-- Source material follows --
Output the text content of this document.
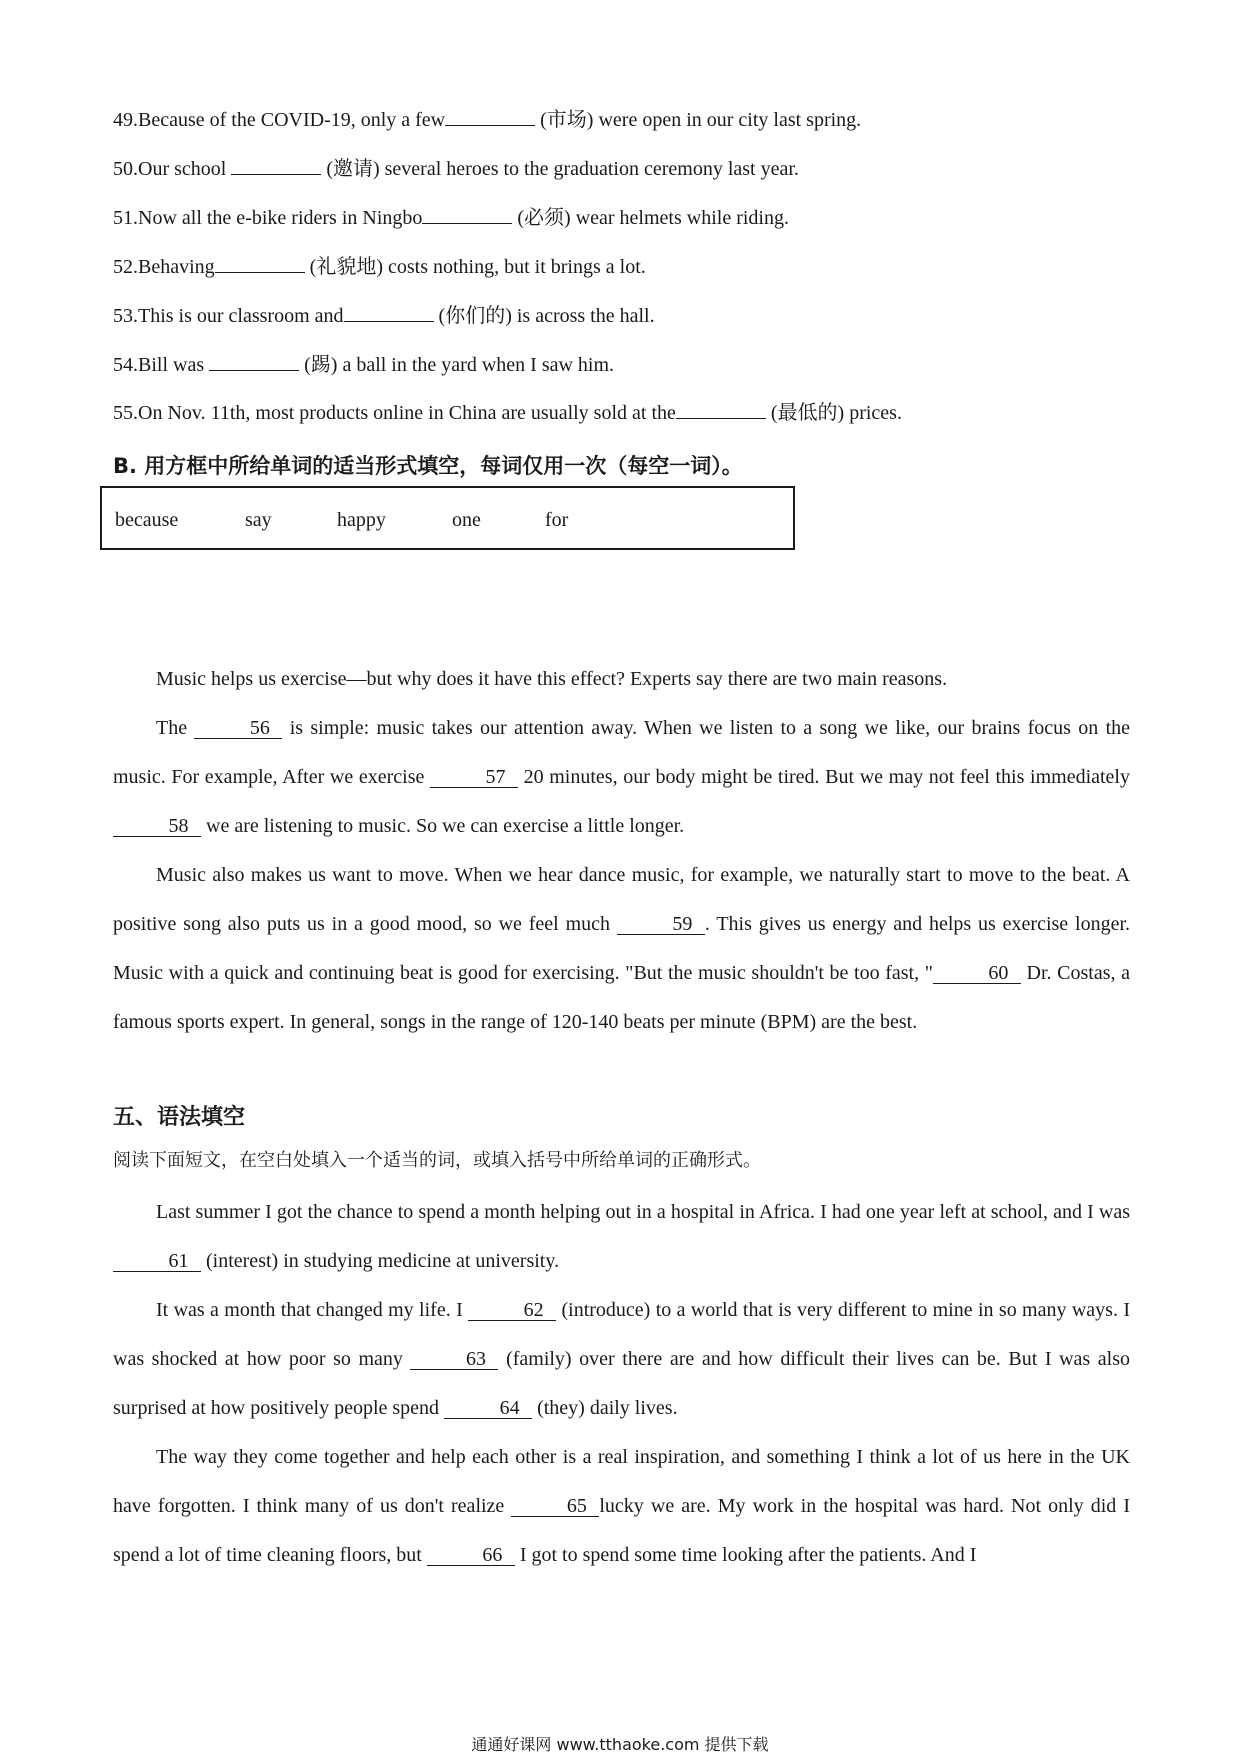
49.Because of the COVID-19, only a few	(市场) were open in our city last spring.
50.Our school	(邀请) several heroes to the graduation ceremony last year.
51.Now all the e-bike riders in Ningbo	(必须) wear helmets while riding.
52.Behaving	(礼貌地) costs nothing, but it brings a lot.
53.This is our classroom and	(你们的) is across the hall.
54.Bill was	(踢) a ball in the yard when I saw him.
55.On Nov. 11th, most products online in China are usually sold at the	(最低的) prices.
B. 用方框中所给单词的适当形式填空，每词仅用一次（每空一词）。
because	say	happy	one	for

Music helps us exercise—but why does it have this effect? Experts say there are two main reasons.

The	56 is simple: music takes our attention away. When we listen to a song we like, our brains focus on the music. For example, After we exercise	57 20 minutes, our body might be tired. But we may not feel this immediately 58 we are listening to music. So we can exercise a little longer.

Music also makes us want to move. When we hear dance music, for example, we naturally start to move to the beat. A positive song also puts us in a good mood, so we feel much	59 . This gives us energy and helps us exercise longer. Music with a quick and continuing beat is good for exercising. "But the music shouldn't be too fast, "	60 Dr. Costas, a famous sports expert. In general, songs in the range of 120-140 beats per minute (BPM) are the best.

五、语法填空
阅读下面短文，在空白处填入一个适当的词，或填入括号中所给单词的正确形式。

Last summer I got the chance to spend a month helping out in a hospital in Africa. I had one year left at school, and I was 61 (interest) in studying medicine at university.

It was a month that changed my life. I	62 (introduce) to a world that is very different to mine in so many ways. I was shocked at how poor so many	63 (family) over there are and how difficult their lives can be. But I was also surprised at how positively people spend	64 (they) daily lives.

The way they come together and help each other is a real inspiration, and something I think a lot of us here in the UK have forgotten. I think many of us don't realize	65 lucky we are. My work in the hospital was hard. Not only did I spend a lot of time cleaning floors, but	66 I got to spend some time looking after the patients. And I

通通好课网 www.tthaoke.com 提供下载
-- Source material concluded --
• _Work to be completed_: Retype the lines above exactly, no pictures.

• _Answer space_:
Output the text content of this document.
49.Because of the COVID-19, only a few	(市场) were open in our city last spring.
50.Our school	(邀请) several heroes to the graduation ceremony last year.
51.Now all the e-bike riders in Ningbo	(必须) wear helmets while riding.
52.Behaving	(礼貌地) costs nothing, but it brings a lot.
53.This is our classroom and	(你们的) is across the hall.
54.Bill was	(踢) a ball in the yard when I saw him.
55.On Nov. 11th, most products online in China are usually sold at the	(最低的) prices.
B. 用方框中所给单词的适当形式填空，每词仅用一次（每空一词）。
because	say	happy	one	for

Music helps us exercise—but why does it have this effect? Experts say there are two main reasons.

The	56 is simple: music takes our attention away. When we listen to a song we like, our brains focus on the music. For example, After we exercise	57 20 minutes, our body might be tired. But we may not feel this immediately 58 we are listening to music. So we can exercise a little longer.

Music also makes us want to move. When we hear dance music, for example, we naturally start to move to the beat. A positive song also puts us in a good mood, so we feel much	59 . This gives us energy and helps us exercise longer. Music with a quick and continuing beat is good for exercising. "But the music shouldn't be too fast, "	60 Dr. Costas, a famous sports expert. In general, songs in the range of 120-140 beats per minute (BPM) are the best.

五、语法填空
阅读下面短文，在空白处填入一个适当的词，或填入括号中所给单词的正确形式。

Last summer I got the chance to spend a month helping out in a hospital in Africa. I had one year left at school, and I was 61 (interest) in studying medicine at university.

It was a month that changed my life. I	62 (introduce) to a world that is very different to mine in so many ways. I was shocked at how poor so many	63 (family) over there are and how difficult their lives can be. But I was also surprised at how positively people spend	64 (they) daily lives.

The way they come together and help each other is a real inspiration, and something I think a lot of us here in the UK have forgotten. I think many of us don't realize	65 lucky we are. My work in the hospital was hard. Not only did I spend a lot of time cleaning floors, but	66 I got to spend some time looking after the patients. And I

通通好课网 www.tthaoke.com 提供下载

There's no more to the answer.